→ **Given instruction**
Carry none of the pictures over; write out the complete data exactly.

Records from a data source
+ + + + +

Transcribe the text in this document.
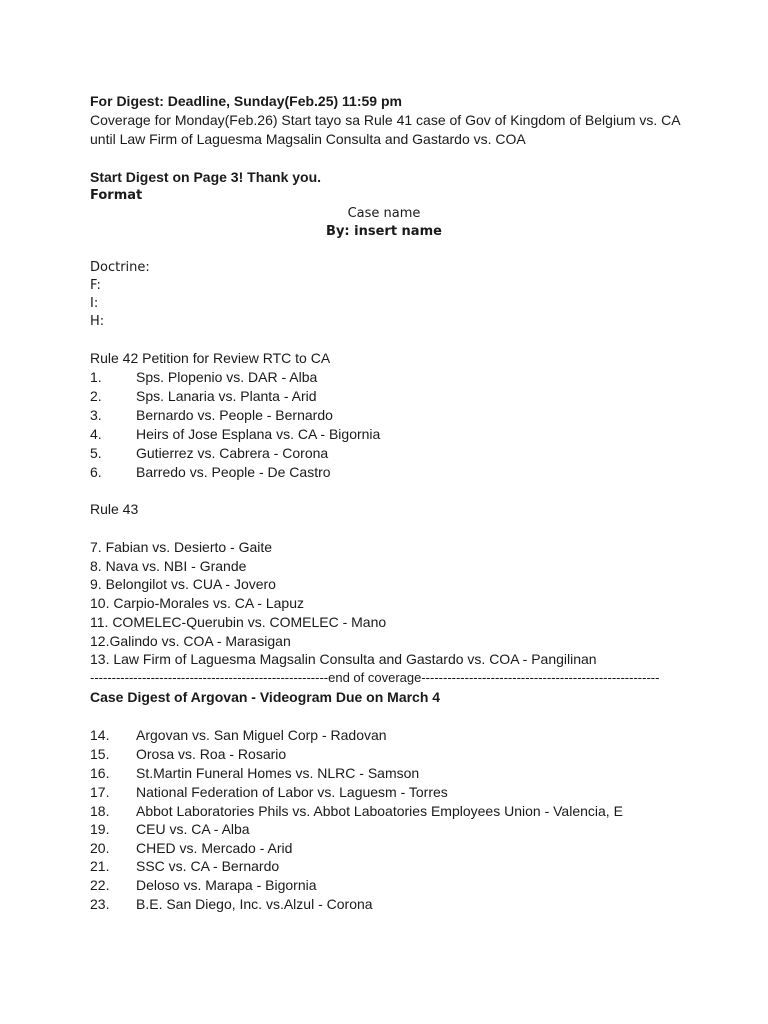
For Digest: Deadline, Sunday(Feb.25) 11:59 pm
Coverage for Monday(Feb.26) Start tayo sa Rule 41 case of Gov of Kingdom of Belgium vs. CA
until Law Firm of Laguesma Magsalin Consulta and Gastardo vs. COA
Start Digest on Page 3! Thank you.
Format
Case name
By: insert name
Doctrine:
F:
I:
H:
Rule 42 Petition for Review RTC to CA
1. Sps. Plopenio vs. DAR - Alba
2. Sps. Lanaria vs. Planta - Arid
3. Bernardo vs. People - Bernardo
4. Heirs of Jose Esplana vs. CA - Bigornia
5. Gutierrez vs. Cabrera - Corona
6. Barredo vs. People - De Castro
Rule 43
7. Fabian vs. Desierto - Gaite
8. Nava vs. NBI - Grande
9. Belongilot vs. CUA - Jovero
10. Carpio-Morales vs. CA - Lapuz
11. COMELEC-Querubin vs. COMELEC - Mano
12.Galindo vs. COA - Marasigan
13. Law Firm of Laguesma Magsalin Consulta and Gastardo vs. COA - Pangilinan
-------------------------------------------------------end of coverage-------------------------------------------------------
Case Digest of Argovan - Videogram Due on March 4
14. Argovan vs. San Miguel Corp - Radovan
15. Orosa vs. Roa - Rosario
16. St.Martin Funeral Homes vs. NLRC - Samson
17. National Federation of Labor vs. Laguesm - Torres
18. Abbot Laboratories Phils vs. Abbot Laboatories Employees Union - Valencia, E
19. CEU vs. CA - Alba
20. CHED vs. Mercado - Arid
21. SSC vs. CA - Bernardo
22. Deloso vs. Marapa - Bigornia
23. B.E. San Diego, Inc. vs.Alzul - Corona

+ + + + +

→ **Response to the exercise**
Transcribe the text in this document.
For Digest: Deadline, Sunday(Feb.25) 11:59 pm
Coverage for Monday(Feb.26) Start tayo sa Rule 41 case of Gov of Kingdom of Belgium vs. CA
until Law Firm of Laguesma Magsalin Consulta and Gastardo vs. COA
Start Digest on Page 3! Thank you.
Format
Case name
By: insert name
Doctrine:
F:
I:
H:
Rule 42 Petition for Review RTC to CA
1. Sps. Plopenio vs. DAR - Alba
2. Sps. Lanaria vs. Planta - Arid
3. Bernardo vs. People - Bernardo
4. Heirs of Jose Esplana vs. CA - Bigornia
5. Gutierrez vs. Cabrera - Corona
6. Barredo vs. People - De Castro
Rule 43
7. Fabian vs. Desierto - Gaite
8. Nava vs. NBI - Grande
9. Belongilot vs. CUA - Jovero
10. Carpio-Morales vs. CA - Lapuz
11. COMELEC-Querubin vs. COMELEC - Mano
12.Galindo vs. COA - Marasigan
13. Law Firm of Laguesma Magsalin Consulta and Gastardo vs. COA - Pangilinan
-------------------------------------------------------end of coverage-------------------------------------------------------
Case Digest of Argovan - Videogram Due on March 4
14. Argovan vs. San Miguel Corp - Radovan
15. Orosa vs. Roa - Rosario
16. St.Martin Funeral Homes vs. NLRC - Samson
17. National Federation of Labor vs. Laguesm - Torres
18. Abbot Laboratories Phils vs. Abbot Laboatories Employees Union - Valencia, E
19. CEU vs. CA - Alba
20. CHED vs. Mercado - Arid
21. SSC vs. CA - Bernardo
22. Deloso vs. Marapa - Bigornia
23. B.E. San Diego, Inc. vs.Alzul - Corona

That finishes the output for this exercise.